Copy out the complete listing, word for word.

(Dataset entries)
┏━━

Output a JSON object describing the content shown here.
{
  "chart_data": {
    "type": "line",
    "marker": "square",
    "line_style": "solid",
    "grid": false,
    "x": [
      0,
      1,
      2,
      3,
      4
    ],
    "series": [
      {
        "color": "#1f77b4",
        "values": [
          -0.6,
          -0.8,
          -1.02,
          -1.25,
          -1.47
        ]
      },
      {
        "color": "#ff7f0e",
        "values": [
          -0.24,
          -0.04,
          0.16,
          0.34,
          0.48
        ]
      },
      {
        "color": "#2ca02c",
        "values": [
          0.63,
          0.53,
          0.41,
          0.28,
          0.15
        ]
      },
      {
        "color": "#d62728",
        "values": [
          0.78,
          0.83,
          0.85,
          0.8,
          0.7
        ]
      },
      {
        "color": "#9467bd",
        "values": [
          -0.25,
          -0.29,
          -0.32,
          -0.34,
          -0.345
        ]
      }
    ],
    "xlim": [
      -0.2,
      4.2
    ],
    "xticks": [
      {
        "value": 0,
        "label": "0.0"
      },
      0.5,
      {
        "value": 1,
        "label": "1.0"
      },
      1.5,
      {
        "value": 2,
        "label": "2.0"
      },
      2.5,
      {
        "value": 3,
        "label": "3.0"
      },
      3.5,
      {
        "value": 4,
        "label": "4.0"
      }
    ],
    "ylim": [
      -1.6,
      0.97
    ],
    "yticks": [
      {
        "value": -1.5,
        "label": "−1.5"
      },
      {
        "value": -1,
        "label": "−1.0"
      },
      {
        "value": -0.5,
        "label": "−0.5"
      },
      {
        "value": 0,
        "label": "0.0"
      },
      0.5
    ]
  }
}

┗━━

[Solution to the problem]
Output a JSON object describing the content shown here.
{
  "chart_data": {
    "type": "line",
    "marker": "square",
    "line_style": "solid",
    "grid": false,
    "x": [
      0,
      1,
      2,
      3,
      4
    ],
    "series": [
      {
        "color": "#1f77b4",
        "values": [
          -0.6,
          -0.8,
          -1.02,
          -1.25,
          -1.47
        ]
      },
      {
        "color": "#ff7f0e",
        "values": [
          -0.24,
          -0.04,
          0.16,
          0.34,
          0.48
        ]
      },
      {
        "color": "#2ca02c",
        "values": [
          0.63,
          0.53,
          0.41,
          0.28,
          0.15
        ]
      },
      {
        "color": "#d62728",
        "values": [
          0.78,
          0.83,
          0.85,
          0.8,
          0.7
        ]
      },
      {
        "color": "#9467bd",
        "values": [
          -0.25,
          -0.29,
          -0.32,
          -0.34,
          -0.345
        ]
      }
    ],
    "xlim": [
      -0.2,
      4.2
    ],
    "xticks": [
      {
        "value": 0,
        "label": "0.0"
      },
      0.5,
      {
        "value": 1,
        "label": "1.0"
      },
      1.5,
      {
        "value": 2,
        "label": "2.0"
      },
      2.5,
      {
        "value": 3,
        "label": "3.0"
      },
      3.5,
      {
        "value": 4,
        "label": "4.0"
      }
    ],
    "ylim": [
      -1.6,
      0.97
    ],
    "yticks": [
      {
        "value": -1.5,
        "label": "−1.5"
      },
      {
        "value": -1,
        "label": "−1.0"
      },
      {
        "value": -0.5,
        "label": "−0.5"
      },
      {
        "value": 0,
        "label": "0.0"
      },
      0.5
    ]
  }
}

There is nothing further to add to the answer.